→ **Stated task A**: In the Holy Week explainer, who made the first recorded account of a Holy Week observance?

→ **Extract**:
Religion & Liberty Online

Explainer: What is Holy Week?

holyweekWhat is Holy Week?

Holy Week is the week before Easter, a period which includes the religious holidays of Palm Sunday, Maundy Thursday, Good Friday, and Holy Saturday. Holy week does not include Easter Sunday.

When did Holy Week get started?

The first recording of a Holy Week observance was made by Egeria, a Gallic woman who made a pilgrimage to the Holy Land about 381-384. In an account of her travels she wrote for a group of women back in Spain, Egeria describes the Palm Sunday she observed in Jerusalem:

. . . all the children who are [gathered at the top of the Mount of Olives], including those who are not yet able to walk because they are too young and therefore are carried on their parents’ shoulders, all of them bear branches, some carrying palms, others, olive branches. And the bishop is led in the same manner as the Lord once was led.

What is Palm Sunday?

→ **Extracted data**:
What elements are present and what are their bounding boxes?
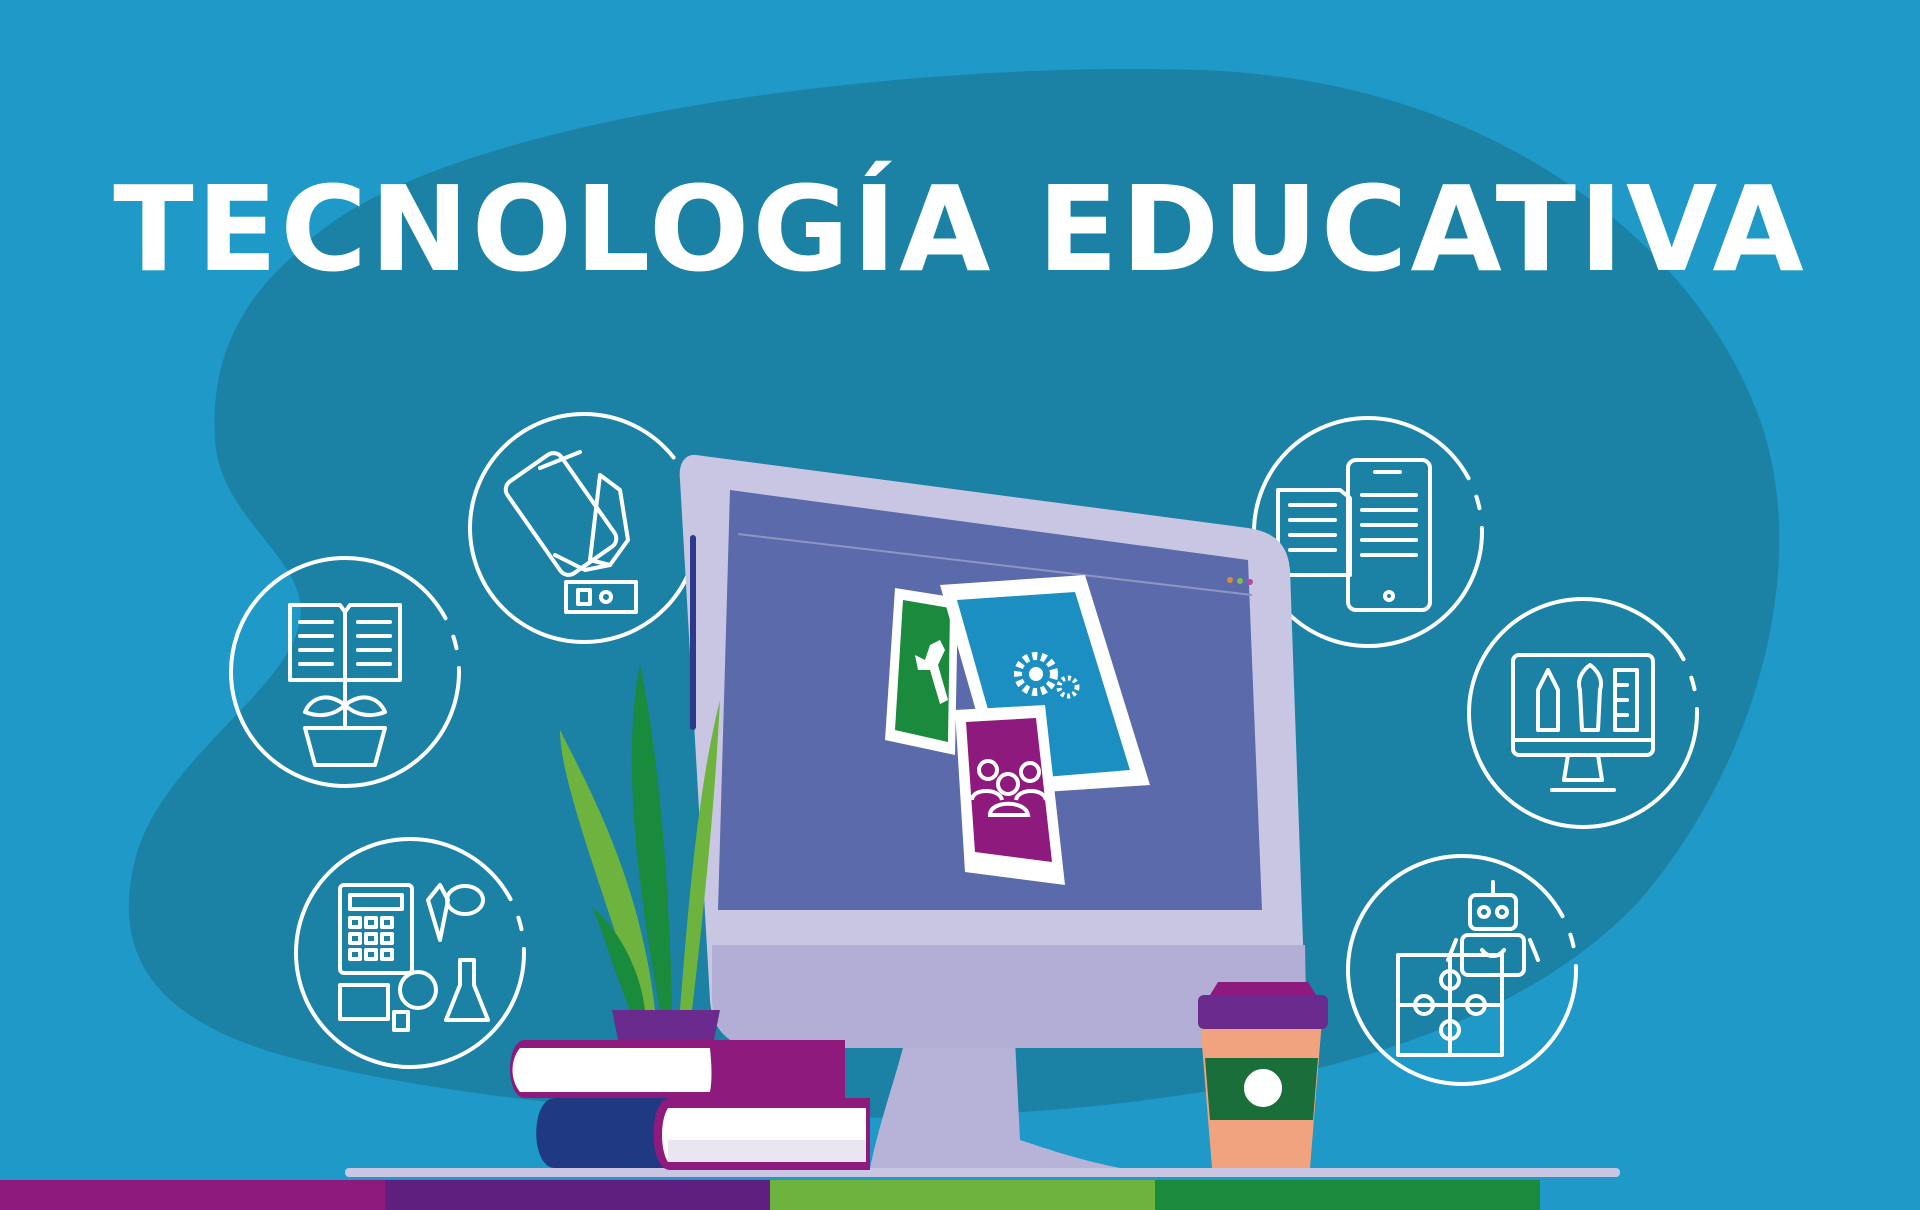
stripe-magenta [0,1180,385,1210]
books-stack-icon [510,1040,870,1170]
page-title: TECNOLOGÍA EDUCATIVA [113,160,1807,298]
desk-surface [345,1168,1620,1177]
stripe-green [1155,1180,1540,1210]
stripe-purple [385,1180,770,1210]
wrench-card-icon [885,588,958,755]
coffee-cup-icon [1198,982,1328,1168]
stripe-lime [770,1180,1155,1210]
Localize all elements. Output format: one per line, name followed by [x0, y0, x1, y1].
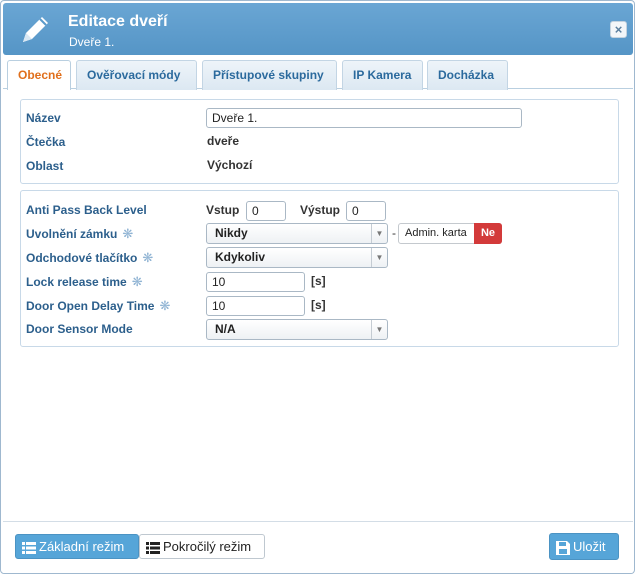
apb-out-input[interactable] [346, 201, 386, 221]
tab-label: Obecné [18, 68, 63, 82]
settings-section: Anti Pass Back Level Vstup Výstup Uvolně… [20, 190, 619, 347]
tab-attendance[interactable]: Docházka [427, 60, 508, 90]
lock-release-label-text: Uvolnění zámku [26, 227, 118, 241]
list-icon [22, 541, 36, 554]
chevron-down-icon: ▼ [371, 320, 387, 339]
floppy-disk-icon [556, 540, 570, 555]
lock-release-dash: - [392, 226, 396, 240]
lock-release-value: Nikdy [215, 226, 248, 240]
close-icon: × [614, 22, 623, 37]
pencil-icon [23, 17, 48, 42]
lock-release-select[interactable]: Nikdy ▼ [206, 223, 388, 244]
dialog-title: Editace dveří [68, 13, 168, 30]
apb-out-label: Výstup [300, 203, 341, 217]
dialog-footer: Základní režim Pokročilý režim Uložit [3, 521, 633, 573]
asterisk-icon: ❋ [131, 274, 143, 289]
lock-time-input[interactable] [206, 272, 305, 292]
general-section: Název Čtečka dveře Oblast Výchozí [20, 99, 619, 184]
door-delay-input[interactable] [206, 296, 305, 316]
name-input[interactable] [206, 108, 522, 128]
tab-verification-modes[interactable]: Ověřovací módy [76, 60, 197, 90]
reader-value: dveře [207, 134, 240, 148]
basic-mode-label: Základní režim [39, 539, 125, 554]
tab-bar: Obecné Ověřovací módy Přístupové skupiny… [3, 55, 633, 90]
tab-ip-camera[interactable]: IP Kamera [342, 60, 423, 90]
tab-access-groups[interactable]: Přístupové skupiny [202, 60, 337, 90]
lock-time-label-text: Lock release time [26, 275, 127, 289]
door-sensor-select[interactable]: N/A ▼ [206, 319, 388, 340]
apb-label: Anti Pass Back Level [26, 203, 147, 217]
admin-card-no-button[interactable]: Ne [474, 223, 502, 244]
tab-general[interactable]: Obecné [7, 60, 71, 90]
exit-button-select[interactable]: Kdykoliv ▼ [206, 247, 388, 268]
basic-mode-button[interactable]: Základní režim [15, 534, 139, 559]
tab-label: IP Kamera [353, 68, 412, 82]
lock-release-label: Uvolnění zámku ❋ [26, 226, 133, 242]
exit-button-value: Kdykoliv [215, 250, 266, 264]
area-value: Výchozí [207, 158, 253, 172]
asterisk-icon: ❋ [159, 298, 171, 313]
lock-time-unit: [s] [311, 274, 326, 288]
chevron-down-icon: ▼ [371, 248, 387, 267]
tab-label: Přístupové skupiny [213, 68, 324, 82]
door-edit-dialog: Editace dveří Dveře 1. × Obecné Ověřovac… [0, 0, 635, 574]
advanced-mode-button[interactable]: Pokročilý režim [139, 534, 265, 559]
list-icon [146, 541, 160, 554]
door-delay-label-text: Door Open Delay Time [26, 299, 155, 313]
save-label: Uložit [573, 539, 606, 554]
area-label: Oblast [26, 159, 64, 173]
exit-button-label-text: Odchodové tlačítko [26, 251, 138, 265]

→ **Stated task B**: In the entries above, update everything from the line containing "stripe-magenta [0,1180,385,1210]" down to the line containing "Localize all elements." by replacing "desk-surface" with "table-surface". Leave everything else unchanged, and return only those lines.

→ **Reply A**: Egeria, a Gallic woman who made a pilgrimage to the Holy Land about 381-384.

→ **Reply B**:
stripe-magenta [0,1180,385,1210]
books-stack-icon [510,1040,870,1170]
page-title: TECNOLOGÍA EDUCATIVA [113,160,1807,298]
table-surface [345,1168,1620,1177]
stripe-green [1155,1180,1540,1210]
stripe-purple [385,1180,770,1210]
wrench-card-icon [885,588,958,755]
coffee-cup-icon [1198,982,1328,1168]
stripe-lime [770,1180,1155,1210]
Localize all elements. Output format: one per line, name followed by [x0, y0, x1, y1].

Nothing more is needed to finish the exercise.